## Exercise description
Will you extract the entries word for word? Images should not appear in the copy.

## Dataset records on visual material
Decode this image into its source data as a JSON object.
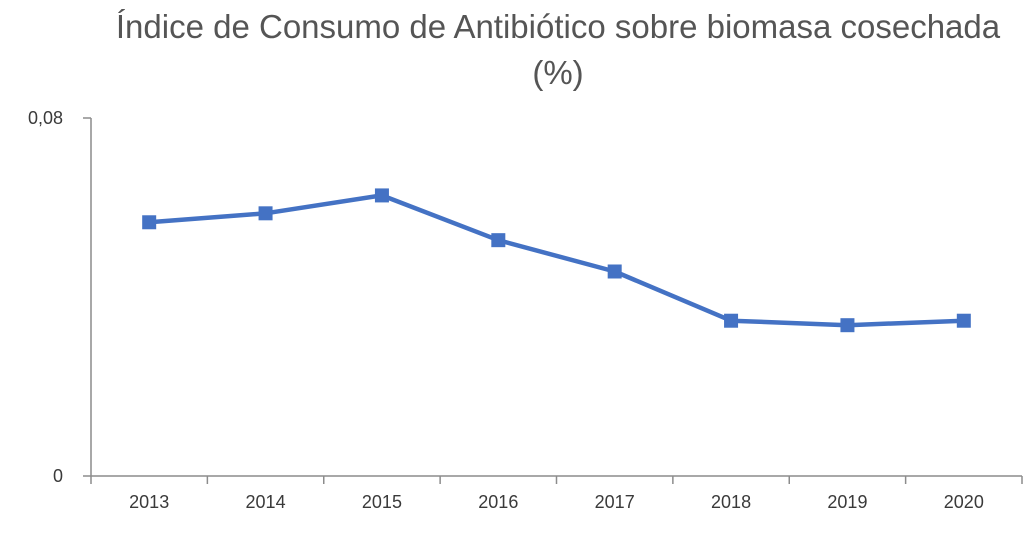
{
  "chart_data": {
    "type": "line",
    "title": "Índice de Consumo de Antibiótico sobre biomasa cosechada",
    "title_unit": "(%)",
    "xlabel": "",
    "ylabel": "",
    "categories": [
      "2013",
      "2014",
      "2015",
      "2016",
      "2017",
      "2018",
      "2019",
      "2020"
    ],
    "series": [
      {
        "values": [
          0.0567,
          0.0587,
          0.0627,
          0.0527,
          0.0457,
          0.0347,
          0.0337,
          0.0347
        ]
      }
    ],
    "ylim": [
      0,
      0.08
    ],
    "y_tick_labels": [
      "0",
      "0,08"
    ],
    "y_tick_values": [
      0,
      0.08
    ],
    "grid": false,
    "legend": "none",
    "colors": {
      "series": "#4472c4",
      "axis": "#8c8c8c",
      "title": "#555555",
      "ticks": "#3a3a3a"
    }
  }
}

## Answer to this problem
Decode this image into its source data as a JSON object.
{
  "chart_data": {
    "type": "line",
    "title": "Índice de Consumo de Antibiótico sobre biomasa cosechada",
    "title_unit": "(%)",
    "xlabel": "",
    "ylabel": "",
    "categories": [
      "2013",
      "2014",
      "2015",
      "2016",
      "2017",
      "2018",
      "2019",
      "2020"
    ],
    "series": [
      {
        "values": [
          0.0567,
          0.0587,
          0.0627,
          0.0527,
          0.0457,
          0.0347,
          0.0337,
          0.0347
        ]
      }
    ],
    "ylim": [
      0,
      0.08
    ],
    "y_tick_labels": [
      "0",
      "0,08"
    ],
    "y_tick_values": [
      0,
      0.08
    ],
    "grid": false,
    "legend": "none",
    "colors": {
      "series": "#4472c4",
      "axis": "#8c8c8c",
      "title": "#555555",
      "ticks": "#3a3a3a"
    }
  }
}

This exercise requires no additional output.